=== DIRECTIVE ===
Find each line holding "structured" and copy it out.

++++ EXERCISE MATERIAL

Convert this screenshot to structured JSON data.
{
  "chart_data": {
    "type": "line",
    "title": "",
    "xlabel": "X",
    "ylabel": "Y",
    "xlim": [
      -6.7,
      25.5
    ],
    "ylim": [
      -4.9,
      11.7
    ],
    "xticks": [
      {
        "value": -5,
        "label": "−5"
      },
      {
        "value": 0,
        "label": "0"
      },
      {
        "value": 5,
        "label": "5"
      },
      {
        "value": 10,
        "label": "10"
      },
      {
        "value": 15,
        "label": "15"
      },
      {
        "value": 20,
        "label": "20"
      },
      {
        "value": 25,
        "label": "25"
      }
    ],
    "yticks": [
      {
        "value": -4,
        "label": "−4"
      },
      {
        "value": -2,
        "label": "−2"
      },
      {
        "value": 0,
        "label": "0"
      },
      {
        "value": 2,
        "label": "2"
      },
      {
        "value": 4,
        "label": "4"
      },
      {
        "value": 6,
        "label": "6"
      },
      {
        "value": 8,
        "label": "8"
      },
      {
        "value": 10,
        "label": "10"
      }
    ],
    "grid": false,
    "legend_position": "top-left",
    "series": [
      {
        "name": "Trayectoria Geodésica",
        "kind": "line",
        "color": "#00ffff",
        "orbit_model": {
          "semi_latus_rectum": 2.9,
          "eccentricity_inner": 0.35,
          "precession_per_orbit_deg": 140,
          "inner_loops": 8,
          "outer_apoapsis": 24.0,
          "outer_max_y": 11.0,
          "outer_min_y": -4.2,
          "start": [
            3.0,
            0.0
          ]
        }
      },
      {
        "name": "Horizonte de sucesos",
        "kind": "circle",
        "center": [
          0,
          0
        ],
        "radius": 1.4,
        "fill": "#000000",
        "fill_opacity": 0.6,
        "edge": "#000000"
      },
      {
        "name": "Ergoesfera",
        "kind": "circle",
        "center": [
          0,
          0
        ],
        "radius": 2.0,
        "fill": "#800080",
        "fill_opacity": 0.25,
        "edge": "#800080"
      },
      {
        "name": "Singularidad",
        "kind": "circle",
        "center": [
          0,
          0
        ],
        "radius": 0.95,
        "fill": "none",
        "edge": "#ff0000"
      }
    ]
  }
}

++++++++
++++ EXERCISE MATERIAL

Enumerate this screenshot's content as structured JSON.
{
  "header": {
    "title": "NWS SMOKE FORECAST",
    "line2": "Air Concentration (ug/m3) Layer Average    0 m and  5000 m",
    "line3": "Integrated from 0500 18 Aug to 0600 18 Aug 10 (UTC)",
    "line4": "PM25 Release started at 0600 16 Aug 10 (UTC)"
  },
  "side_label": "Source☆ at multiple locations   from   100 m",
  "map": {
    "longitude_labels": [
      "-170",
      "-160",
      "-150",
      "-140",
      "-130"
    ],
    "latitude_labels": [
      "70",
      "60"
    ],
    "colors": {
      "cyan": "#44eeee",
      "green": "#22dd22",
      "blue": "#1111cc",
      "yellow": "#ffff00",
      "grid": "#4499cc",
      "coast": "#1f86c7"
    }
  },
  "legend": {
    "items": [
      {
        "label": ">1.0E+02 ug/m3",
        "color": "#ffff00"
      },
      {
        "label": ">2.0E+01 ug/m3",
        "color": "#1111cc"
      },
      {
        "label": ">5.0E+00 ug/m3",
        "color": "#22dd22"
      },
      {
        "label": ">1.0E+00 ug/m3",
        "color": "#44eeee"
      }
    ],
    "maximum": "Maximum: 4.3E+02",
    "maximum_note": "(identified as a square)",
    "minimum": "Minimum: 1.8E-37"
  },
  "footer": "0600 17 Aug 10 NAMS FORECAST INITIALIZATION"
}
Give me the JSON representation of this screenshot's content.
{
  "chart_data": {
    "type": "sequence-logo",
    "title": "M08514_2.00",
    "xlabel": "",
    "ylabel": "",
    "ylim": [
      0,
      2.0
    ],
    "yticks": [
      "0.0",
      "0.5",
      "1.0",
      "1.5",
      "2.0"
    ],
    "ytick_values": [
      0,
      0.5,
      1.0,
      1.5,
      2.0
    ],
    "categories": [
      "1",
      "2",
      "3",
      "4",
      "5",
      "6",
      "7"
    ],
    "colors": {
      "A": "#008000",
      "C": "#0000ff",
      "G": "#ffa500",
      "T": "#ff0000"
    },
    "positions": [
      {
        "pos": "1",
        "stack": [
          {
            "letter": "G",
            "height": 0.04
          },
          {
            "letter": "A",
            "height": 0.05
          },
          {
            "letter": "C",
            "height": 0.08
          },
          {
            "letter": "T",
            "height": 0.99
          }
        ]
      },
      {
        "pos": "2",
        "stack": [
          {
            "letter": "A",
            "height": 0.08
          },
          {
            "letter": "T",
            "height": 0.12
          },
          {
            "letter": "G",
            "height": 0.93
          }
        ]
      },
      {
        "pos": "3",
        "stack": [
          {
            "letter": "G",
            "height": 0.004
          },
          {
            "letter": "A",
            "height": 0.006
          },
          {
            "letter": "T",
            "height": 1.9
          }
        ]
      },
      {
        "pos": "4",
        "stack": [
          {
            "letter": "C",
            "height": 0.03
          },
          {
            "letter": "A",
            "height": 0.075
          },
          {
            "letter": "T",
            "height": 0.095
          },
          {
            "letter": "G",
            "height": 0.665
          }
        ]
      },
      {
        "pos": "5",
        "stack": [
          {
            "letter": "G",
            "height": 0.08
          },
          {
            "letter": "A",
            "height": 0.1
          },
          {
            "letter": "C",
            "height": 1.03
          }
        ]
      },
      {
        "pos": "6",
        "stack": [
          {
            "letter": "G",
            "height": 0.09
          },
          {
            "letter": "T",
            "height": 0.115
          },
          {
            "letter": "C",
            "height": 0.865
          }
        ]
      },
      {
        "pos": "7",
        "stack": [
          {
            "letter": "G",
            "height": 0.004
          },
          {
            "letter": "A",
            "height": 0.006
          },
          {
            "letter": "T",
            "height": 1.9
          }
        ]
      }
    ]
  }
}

++++++++

=== TASK ANSWER ===
Convert this screenshot to structured JSON data.
Enumerate this screenshot's content as structured JSON.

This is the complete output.